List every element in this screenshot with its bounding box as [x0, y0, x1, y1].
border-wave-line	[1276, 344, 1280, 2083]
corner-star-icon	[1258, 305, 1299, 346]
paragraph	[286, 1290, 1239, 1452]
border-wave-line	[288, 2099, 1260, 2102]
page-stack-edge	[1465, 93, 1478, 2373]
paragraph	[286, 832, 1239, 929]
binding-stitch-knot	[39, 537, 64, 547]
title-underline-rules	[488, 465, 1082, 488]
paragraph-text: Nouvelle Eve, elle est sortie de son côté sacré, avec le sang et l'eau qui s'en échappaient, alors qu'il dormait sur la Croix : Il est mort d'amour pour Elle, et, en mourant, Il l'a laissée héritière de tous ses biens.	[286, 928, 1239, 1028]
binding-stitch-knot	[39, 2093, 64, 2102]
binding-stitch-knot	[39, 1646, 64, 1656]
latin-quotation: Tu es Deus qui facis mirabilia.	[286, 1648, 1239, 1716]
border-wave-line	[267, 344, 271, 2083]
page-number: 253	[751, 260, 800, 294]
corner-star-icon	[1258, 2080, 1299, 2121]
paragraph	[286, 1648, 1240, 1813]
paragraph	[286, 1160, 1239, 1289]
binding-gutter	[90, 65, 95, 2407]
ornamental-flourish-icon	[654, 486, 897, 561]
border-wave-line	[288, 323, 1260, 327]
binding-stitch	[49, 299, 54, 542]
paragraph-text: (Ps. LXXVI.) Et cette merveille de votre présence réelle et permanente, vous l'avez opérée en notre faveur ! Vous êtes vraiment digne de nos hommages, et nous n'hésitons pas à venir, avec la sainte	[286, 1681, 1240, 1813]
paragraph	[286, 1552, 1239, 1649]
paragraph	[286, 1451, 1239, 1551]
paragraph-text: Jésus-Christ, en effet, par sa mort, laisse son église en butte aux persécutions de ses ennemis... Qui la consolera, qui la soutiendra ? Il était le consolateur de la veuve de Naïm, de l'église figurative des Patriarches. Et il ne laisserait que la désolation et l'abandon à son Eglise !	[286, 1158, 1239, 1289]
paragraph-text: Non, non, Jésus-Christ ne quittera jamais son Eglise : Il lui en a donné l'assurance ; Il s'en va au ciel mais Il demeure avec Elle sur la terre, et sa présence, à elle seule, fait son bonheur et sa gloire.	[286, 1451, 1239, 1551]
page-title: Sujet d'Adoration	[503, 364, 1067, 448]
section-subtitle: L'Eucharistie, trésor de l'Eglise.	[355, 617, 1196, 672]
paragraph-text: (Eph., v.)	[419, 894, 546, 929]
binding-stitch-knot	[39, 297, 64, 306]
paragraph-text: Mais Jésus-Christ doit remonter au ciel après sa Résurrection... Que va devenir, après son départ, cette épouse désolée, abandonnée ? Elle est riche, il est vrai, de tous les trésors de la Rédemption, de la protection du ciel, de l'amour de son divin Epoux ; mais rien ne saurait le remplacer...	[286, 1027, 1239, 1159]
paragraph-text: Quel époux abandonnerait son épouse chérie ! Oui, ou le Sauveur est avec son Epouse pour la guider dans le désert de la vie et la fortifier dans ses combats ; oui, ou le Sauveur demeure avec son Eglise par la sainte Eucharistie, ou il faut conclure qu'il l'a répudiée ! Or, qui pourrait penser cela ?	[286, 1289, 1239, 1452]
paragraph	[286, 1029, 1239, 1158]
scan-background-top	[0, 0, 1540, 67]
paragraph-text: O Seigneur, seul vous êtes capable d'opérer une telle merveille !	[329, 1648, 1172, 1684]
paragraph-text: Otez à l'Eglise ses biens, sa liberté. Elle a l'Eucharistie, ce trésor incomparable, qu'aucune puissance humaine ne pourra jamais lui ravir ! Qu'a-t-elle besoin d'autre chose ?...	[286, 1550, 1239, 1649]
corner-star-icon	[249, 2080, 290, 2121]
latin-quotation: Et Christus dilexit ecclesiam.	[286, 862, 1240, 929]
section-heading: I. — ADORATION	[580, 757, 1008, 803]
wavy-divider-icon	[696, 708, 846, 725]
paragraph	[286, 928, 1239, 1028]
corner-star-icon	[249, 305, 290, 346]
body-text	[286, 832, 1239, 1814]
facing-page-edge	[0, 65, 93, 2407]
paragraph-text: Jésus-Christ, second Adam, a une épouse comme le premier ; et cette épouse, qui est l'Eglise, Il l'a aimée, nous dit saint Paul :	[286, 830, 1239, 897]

INSTRUCTIONS TO FOLLOW -> Reproduce the records word for word, everything from the very first line down to the line containing "297, 64, 306]", both ends included.

RESULT OF THE TASK ->
List every element in this screenshot with its bounding box as [x0, y0, x1, y1].
border-wave-line	[1276, 344, 1280, 2083]
corner-star-icon	[1258, 305, 1299, 346]
paragraph	[286, 1290, 1239, 1452]
border-wave-line	[288, 2099, 1260, 2102]
page-stack-edge	[1465, 93, 1478, 2373]
paragraph	[286, 832, 1239, 929]
binding-stitch-knot	[39, 537, 64, 547]
title-underline-rules	[488, 465, 1082, 488]
paragraph-text: Nouvelle Eve, elle est sortie de son côté sacré, avec le sang et l'eau qui s'en échappaient, alors qu'il dormait sur la Croix : Il est mort d'amour pour Elle, et, en mourant, Il l'a laissée héritière de tous ses biens.	[286, 928, 1239, 1028]
binding-stitch-knot	[39, 2093, 64, 2102]
binding-stitch-knot	[39, 1646, 64, 1656]
latin-quotation: Tu es Deus qui facis mirabilia.	[286, 1648, 1239, 1716]
border-wave-line	[267, 344, 271, 2083]
page-number: 253	[751, 260, 800, 294]
corner-star-icon	[1258, 2080, 1299, 2121]
paragraph	[286, 1648, 1240, 1813]
paragraph	[286, 1160, 1239, 1289]
binding-gutter	[90, 65, 95, 2407]
ornamental-flourish-icon	[654, 486, 897, 561]
border-wave-line	[288, 323, 1260, 327]
binding-stitch	[49, 299, 54, 542]
paragraph-text: (Ps. LXXVI.) Et cette merveille de votre présence réelle et permanente, vous l'avez opérée en notre faveur ! Vous êtes vraiment digne de nos hommages, et nous n'hésitons pas à venir, avec la sainte	[286, 1681, 1240, 1813]
paragraph	[286, 1552, 1239, 1649]
paragraph	[286, 1451, 1239, 1551]
paragraph-text: Jésus-Christ, en effet, par sa mort, laisse son église en butte aux persécutions de ses ennemis... Qui la consolera, qui la soutiendra ? Il était le consolateur de la veuve de Naïm, de l'église figurative des Patriarches. Et il ne laisserait que la désolation et l'abandon à son Eglise !	[286, 1158, 1239, 1289]
paragraph-text: Non, non, Jésus-Christ ne quittera jamais son Eglise : Il lui en a donné l'assurance ; Il s'en va au ciel mais Il demeure avec Elle sur la terre, et sa présence, à elle seule, fait son bonheur et sa gloire.	[286, 1451, 1239, 1551]
page-title: Sujet d'Adoration	[503, 364, 1067, 448]
section-subtitle: L'Eucharistie, trésor de l'Eglise.	[355, 617, 1196, 672]
paragraph-text: (Eph., v.)	[419, 894, 546, 929]
binding-stitch-knot	[39, 297, 64, 306]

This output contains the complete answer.